■ **Items from a figure collection**
━━━━━━━━━━

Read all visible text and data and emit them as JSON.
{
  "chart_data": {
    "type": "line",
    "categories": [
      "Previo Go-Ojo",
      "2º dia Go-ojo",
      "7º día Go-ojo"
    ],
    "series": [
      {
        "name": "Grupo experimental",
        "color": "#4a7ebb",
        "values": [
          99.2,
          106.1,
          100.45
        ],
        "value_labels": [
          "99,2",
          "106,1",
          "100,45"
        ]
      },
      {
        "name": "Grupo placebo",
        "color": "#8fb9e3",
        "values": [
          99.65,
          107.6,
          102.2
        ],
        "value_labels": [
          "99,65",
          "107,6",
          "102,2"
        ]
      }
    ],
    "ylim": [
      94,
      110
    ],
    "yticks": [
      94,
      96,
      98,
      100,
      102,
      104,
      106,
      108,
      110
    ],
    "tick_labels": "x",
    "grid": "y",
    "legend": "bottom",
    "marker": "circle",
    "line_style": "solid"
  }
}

━━━━━━━━━━

■ **PROBLEM TO WORK ON**
Which lines contain the word "Grupo"? Return each of them.

■ **TASK ANSWER**
        "name": "Grupo experimental",
        "name": "Grupo placebo",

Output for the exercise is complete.